Records from a collection

- - - - -

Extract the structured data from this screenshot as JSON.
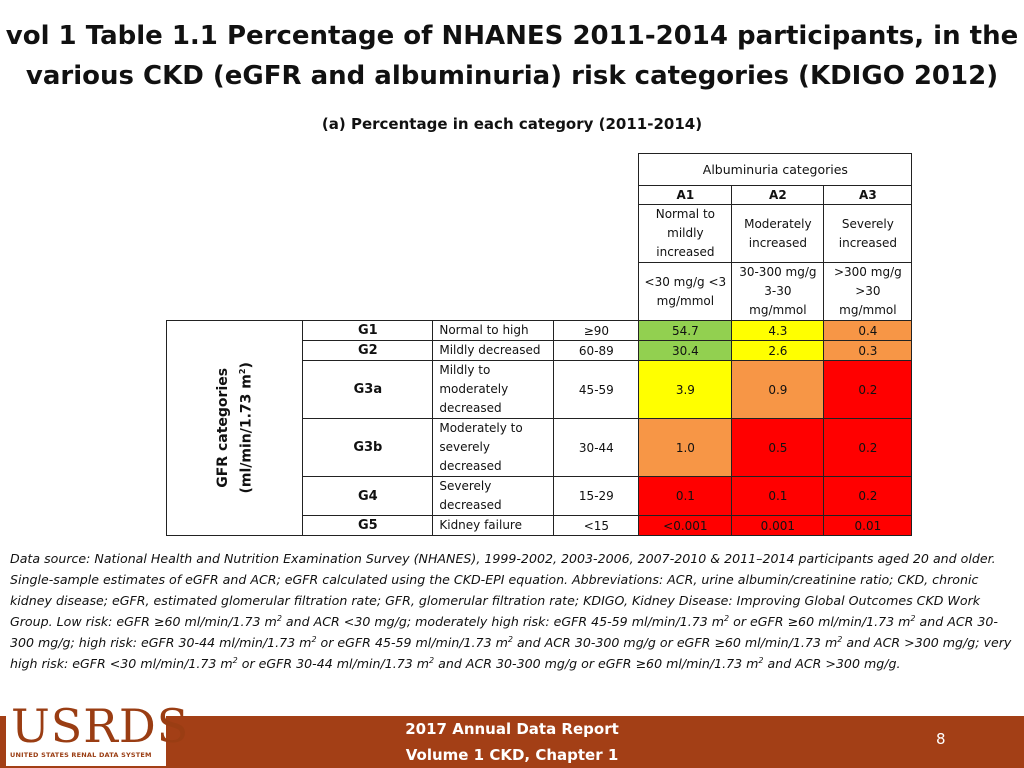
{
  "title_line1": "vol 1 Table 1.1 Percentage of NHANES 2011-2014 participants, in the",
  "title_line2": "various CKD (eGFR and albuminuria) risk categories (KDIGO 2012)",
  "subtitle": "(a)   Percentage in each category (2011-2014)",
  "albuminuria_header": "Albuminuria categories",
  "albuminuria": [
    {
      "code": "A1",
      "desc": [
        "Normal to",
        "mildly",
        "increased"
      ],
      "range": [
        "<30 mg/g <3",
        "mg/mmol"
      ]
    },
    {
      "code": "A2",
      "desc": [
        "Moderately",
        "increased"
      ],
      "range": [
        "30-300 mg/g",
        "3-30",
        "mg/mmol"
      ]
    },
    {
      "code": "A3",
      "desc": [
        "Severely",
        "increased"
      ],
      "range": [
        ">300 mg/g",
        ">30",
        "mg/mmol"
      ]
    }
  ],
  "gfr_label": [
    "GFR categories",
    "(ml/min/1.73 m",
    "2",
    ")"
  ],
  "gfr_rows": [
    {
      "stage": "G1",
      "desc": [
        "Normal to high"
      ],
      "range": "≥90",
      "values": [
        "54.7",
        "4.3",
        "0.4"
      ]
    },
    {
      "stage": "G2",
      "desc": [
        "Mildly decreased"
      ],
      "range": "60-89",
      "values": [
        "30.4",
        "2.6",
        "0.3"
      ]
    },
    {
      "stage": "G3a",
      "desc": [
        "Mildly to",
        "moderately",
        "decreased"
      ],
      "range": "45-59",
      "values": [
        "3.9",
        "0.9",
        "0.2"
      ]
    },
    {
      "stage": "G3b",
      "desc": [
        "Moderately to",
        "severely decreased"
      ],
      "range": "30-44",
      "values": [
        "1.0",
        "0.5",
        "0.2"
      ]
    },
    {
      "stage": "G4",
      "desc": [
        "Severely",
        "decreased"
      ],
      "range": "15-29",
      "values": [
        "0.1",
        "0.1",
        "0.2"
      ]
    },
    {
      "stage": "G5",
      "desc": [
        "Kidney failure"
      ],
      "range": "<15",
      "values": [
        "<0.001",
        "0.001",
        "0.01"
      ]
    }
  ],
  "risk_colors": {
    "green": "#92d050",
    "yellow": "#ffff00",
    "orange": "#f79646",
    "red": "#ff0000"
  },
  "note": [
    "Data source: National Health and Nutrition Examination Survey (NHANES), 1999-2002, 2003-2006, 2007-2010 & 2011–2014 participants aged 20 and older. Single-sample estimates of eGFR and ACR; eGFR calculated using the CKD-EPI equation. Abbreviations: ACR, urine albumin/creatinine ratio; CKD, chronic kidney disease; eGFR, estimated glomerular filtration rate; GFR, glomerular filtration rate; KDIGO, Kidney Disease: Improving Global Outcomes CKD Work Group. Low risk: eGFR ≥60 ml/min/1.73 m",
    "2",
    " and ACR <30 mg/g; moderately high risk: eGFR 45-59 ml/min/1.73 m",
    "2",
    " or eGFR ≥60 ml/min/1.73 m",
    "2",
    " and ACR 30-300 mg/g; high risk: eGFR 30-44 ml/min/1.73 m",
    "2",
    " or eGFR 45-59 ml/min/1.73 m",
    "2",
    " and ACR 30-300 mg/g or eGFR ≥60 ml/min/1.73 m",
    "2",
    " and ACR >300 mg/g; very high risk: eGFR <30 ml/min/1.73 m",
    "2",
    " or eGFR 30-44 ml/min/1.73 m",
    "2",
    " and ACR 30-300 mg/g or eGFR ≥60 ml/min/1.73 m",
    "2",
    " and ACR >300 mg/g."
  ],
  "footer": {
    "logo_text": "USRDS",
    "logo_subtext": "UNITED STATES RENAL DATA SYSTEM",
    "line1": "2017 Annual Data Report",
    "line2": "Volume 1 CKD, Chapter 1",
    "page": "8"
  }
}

- - - - -

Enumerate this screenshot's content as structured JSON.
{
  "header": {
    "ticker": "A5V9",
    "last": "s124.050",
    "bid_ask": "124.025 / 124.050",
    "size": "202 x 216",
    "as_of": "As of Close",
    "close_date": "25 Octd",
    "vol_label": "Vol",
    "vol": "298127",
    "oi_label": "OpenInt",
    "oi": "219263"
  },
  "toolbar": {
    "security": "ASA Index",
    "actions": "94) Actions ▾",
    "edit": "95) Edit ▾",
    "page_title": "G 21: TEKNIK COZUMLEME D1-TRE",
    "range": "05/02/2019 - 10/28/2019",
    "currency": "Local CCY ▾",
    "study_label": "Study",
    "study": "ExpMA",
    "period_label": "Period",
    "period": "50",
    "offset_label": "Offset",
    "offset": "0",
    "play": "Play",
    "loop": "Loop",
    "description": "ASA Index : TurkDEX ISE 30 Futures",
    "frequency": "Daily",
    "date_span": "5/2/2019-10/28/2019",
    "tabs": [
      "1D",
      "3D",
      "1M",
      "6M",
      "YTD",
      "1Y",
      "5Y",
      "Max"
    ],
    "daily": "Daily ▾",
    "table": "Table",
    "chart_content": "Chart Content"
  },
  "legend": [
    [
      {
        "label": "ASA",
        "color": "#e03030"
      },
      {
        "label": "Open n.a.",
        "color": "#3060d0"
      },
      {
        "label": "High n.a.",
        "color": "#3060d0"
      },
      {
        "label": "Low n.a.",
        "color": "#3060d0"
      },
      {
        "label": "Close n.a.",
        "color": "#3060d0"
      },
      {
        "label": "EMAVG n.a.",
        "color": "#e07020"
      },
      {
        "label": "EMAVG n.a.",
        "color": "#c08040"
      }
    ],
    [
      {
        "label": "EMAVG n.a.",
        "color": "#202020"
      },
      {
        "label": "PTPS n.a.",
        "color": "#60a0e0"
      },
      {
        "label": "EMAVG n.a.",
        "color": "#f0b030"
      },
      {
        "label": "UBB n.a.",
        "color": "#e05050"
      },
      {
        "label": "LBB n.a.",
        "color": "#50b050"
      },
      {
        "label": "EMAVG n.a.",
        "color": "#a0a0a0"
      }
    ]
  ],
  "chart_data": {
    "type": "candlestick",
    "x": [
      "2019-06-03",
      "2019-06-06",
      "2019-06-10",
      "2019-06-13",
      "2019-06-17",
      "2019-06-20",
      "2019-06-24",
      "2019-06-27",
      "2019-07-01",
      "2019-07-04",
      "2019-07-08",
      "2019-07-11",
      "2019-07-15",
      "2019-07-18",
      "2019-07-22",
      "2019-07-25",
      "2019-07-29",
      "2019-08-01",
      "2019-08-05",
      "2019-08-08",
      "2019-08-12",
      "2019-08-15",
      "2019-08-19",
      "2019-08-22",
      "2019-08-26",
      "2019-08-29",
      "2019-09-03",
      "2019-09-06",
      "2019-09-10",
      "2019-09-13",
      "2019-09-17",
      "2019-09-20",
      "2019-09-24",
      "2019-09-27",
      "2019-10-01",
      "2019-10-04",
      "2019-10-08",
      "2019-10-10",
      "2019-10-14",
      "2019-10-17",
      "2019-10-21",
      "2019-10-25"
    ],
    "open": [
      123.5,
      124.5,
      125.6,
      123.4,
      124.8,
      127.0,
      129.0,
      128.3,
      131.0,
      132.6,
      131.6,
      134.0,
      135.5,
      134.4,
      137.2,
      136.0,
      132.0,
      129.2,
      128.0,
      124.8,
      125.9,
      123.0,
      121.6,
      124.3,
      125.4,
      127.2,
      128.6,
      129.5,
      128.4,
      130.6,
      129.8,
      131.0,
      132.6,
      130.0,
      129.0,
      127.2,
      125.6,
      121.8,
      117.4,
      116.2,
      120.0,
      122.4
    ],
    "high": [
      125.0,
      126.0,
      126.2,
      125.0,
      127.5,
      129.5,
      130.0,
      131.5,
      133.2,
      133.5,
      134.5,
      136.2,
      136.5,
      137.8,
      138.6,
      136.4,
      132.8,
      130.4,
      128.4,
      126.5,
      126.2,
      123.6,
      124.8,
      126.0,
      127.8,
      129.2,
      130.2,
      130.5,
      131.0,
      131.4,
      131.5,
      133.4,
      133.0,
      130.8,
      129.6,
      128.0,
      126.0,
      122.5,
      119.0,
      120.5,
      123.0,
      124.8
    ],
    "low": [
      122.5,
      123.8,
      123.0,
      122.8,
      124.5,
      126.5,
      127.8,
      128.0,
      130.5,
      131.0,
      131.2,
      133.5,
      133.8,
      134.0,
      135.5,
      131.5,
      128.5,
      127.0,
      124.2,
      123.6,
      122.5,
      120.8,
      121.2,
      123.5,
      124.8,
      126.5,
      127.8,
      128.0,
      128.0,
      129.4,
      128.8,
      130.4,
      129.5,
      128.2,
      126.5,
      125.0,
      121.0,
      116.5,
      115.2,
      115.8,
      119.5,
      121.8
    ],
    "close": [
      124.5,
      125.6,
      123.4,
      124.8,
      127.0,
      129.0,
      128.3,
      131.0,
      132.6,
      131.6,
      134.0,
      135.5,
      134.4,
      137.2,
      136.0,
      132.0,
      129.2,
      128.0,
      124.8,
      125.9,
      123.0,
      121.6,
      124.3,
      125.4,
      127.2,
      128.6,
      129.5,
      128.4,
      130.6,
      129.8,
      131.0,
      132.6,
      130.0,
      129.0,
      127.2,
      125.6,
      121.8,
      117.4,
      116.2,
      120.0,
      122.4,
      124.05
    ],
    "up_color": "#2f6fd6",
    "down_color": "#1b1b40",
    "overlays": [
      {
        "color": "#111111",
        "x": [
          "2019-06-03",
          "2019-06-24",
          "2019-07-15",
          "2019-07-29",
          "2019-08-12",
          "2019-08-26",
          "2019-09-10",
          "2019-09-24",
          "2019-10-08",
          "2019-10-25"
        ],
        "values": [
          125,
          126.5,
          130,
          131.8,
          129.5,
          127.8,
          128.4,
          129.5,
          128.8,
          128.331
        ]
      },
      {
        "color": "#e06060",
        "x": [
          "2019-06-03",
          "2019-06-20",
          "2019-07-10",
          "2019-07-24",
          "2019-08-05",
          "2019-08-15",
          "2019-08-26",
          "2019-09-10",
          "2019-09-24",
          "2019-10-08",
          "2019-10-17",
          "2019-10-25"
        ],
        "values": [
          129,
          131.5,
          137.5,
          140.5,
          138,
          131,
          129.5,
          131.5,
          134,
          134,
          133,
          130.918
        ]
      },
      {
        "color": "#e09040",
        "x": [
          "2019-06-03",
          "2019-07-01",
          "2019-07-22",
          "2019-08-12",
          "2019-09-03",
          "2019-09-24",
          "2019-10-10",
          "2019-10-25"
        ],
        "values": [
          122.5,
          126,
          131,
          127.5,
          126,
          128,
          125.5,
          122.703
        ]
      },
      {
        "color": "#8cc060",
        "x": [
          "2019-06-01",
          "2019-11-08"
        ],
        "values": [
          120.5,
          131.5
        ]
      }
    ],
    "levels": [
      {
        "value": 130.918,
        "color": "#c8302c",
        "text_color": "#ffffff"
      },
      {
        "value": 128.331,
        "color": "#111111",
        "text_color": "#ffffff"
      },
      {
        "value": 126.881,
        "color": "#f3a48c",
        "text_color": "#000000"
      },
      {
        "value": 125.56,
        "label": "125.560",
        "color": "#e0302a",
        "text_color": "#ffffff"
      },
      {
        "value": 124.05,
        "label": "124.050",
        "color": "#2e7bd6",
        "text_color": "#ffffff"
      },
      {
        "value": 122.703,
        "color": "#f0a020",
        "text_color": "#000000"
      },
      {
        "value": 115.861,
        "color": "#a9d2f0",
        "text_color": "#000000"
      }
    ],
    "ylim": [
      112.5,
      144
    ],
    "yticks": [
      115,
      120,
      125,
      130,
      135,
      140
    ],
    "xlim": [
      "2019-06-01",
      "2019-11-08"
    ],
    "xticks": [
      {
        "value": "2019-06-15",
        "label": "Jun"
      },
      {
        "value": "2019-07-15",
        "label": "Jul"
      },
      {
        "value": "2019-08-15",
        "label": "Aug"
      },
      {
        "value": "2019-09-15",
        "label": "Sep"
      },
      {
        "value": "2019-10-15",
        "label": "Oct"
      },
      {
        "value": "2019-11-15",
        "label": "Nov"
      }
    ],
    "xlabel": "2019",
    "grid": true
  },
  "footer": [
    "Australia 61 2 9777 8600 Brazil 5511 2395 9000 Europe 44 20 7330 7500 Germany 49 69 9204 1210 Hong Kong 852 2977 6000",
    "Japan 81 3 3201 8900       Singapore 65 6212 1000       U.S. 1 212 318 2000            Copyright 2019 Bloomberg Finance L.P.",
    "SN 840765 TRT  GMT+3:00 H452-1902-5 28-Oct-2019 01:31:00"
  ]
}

- - - - -

◆ **DIRECTIONS**
State the count of lines that contain the string "Percentage". Nothing else is needed.

◆ **RESULT FOR THIS EXERCISE**
2